*Stored entries*:
┄┄┄┄┄┄┄┄┄┄┄┄┄┄┄┄┄┄┄┄

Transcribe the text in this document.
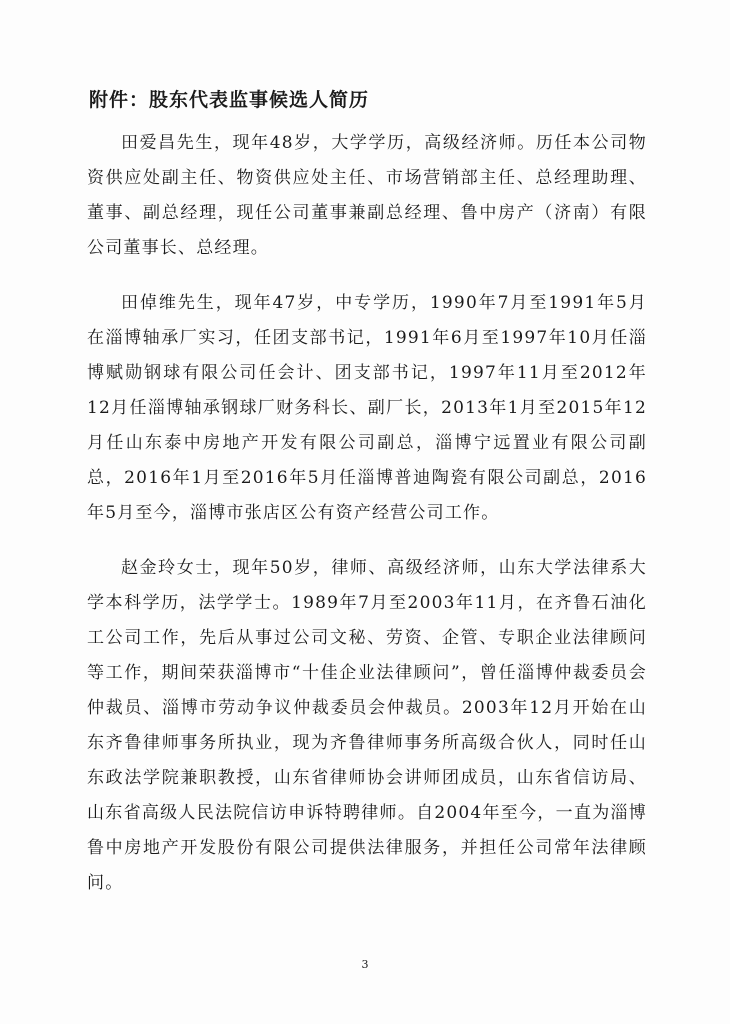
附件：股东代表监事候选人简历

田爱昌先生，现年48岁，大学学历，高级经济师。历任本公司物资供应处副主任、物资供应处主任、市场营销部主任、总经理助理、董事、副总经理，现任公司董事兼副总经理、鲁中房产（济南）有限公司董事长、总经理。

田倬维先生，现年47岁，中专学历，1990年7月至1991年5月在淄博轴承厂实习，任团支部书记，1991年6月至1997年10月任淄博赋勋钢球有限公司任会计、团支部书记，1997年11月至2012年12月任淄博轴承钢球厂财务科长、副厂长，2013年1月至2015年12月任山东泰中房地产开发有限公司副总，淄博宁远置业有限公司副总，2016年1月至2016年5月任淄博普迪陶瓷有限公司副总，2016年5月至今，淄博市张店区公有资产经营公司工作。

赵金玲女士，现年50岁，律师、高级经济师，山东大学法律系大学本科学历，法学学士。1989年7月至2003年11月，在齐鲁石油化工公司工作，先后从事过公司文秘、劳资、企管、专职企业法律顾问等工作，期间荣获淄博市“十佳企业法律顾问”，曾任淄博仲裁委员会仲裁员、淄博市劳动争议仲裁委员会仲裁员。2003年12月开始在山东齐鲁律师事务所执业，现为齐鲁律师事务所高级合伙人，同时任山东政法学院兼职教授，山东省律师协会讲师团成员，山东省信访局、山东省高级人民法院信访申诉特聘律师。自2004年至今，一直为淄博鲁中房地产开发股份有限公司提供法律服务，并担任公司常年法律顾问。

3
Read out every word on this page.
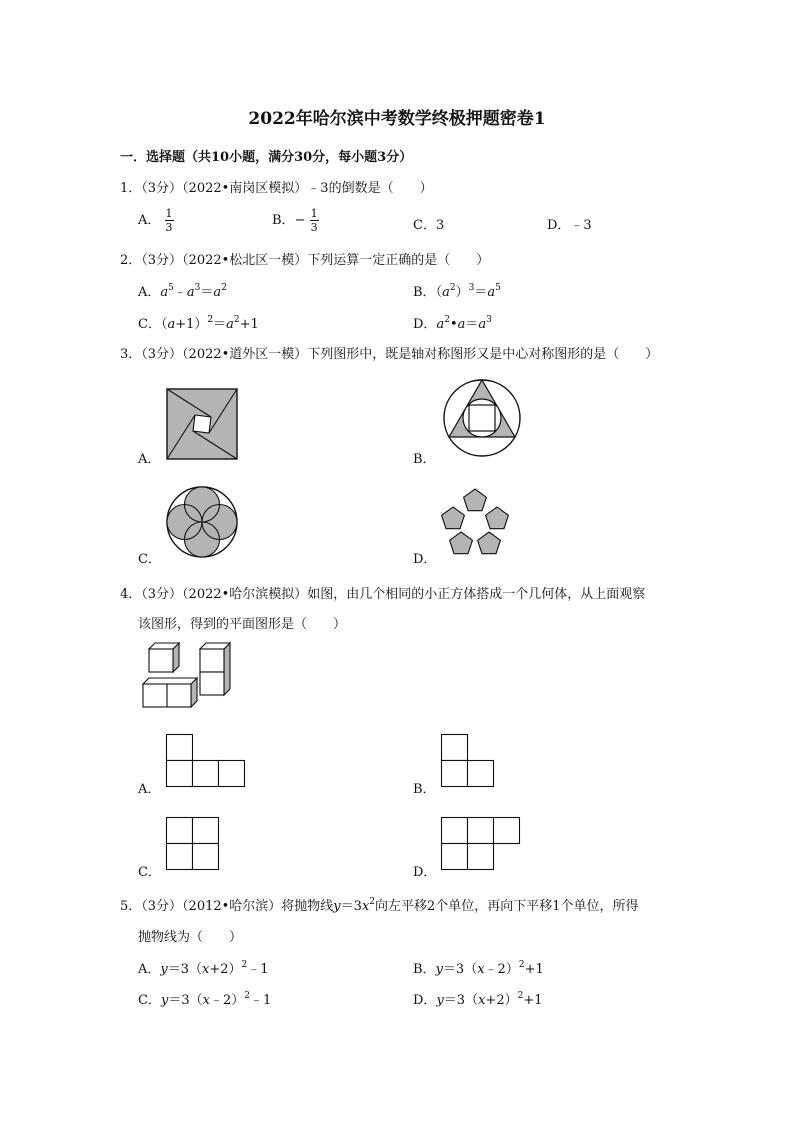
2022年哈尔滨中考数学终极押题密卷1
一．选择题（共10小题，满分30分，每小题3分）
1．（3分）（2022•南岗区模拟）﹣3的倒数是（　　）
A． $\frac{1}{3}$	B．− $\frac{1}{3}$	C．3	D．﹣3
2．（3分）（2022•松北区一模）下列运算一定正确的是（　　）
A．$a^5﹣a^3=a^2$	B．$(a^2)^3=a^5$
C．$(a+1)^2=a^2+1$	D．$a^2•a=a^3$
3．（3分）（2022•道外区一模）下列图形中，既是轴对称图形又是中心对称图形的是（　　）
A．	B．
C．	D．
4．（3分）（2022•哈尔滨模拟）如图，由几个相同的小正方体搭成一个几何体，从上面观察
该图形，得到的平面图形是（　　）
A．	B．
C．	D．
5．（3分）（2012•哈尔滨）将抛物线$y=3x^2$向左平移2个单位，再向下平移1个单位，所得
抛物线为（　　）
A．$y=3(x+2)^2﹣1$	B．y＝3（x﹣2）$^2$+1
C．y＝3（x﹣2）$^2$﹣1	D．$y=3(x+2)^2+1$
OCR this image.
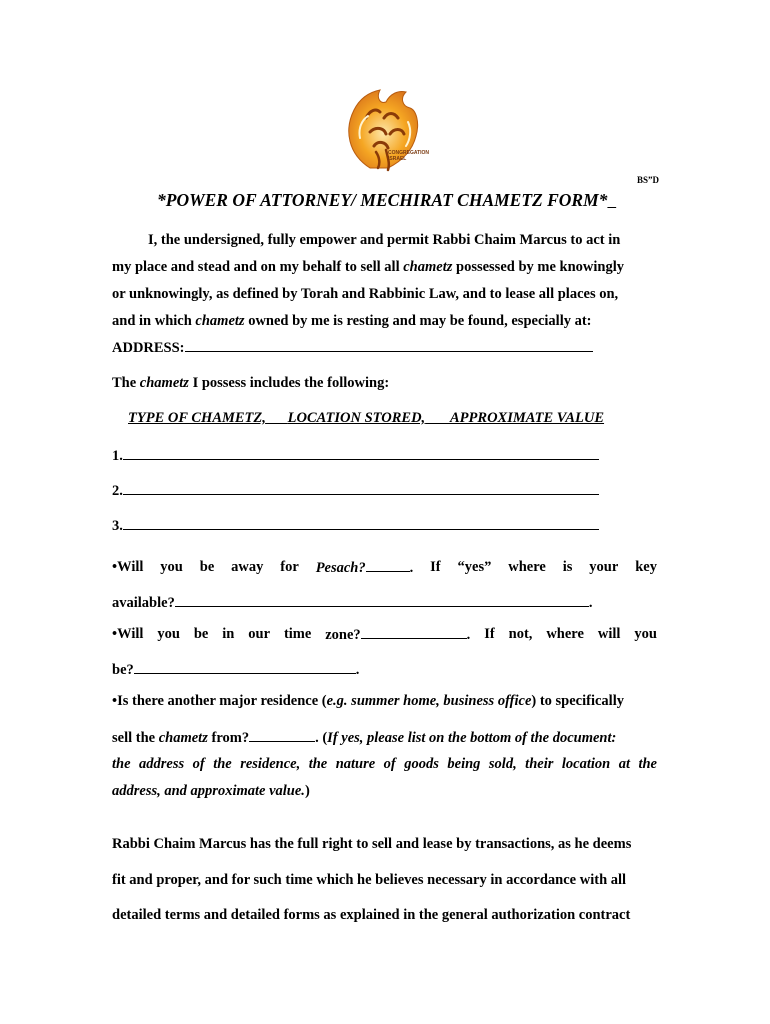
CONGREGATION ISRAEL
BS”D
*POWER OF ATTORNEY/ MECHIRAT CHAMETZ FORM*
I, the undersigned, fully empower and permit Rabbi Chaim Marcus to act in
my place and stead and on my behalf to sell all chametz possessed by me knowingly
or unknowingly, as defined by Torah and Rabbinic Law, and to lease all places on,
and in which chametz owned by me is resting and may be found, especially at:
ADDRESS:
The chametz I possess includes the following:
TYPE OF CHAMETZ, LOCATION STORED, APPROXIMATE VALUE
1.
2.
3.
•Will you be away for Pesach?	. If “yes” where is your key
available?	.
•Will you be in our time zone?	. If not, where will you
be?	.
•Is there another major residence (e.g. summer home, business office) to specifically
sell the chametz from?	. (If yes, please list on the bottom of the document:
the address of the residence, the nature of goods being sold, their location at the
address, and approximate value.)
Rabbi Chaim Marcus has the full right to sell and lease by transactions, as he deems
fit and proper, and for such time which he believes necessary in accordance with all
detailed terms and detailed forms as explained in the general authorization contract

┄┄┄┄┄┄┄┄┄┄┄┄┄┄┄┄┄┄┄┄

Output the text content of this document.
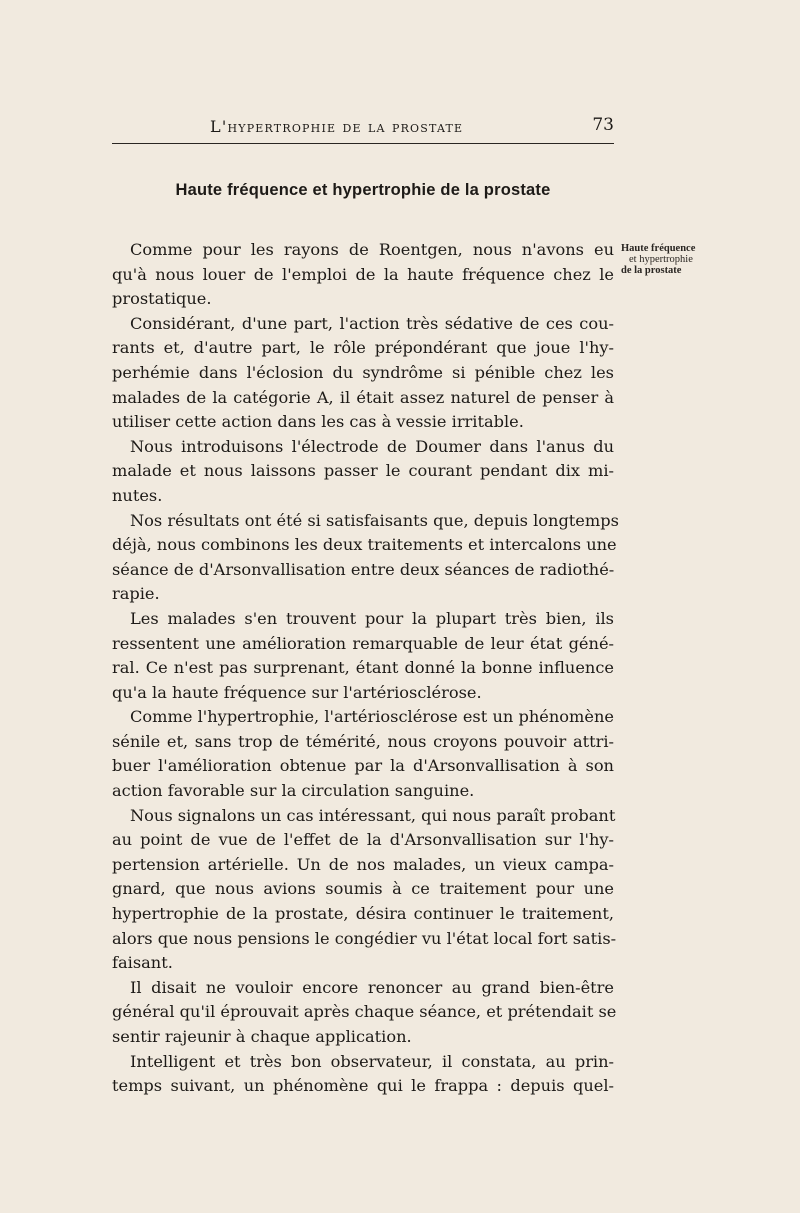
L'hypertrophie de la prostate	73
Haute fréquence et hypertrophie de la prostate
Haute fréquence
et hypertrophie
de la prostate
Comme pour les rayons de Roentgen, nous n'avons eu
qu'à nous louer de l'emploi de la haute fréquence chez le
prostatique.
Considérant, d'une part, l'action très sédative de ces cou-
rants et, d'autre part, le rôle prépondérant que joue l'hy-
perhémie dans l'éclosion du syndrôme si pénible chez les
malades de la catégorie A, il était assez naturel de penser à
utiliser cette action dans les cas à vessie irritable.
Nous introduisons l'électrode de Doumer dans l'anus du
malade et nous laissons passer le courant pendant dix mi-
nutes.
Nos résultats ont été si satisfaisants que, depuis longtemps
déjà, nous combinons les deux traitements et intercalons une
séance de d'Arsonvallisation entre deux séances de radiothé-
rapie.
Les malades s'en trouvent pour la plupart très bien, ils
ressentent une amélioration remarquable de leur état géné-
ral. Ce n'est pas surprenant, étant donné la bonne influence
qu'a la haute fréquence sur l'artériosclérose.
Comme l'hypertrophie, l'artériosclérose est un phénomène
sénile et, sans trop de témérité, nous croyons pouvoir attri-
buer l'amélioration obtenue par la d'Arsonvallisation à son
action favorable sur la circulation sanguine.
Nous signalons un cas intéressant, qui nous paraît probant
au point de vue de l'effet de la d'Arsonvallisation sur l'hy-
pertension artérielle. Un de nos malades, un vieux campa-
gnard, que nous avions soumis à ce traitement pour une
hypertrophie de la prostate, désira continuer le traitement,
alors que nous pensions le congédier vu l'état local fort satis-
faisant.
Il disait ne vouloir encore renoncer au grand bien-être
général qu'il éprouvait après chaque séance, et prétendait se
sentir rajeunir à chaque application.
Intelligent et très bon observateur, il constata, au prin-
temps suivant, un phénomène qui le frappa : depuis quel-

┄┄┄┄┄┄┄┄┄┄┄┄┄┄┄┄┄┄┄┄

Pick out, from the lines above, every one that contains the string "residence".

*Result of the task*:
•Is there another major residence (e.g. summer home, business office) to specifically
the address of the residence, the nature of goods being sold, their location at the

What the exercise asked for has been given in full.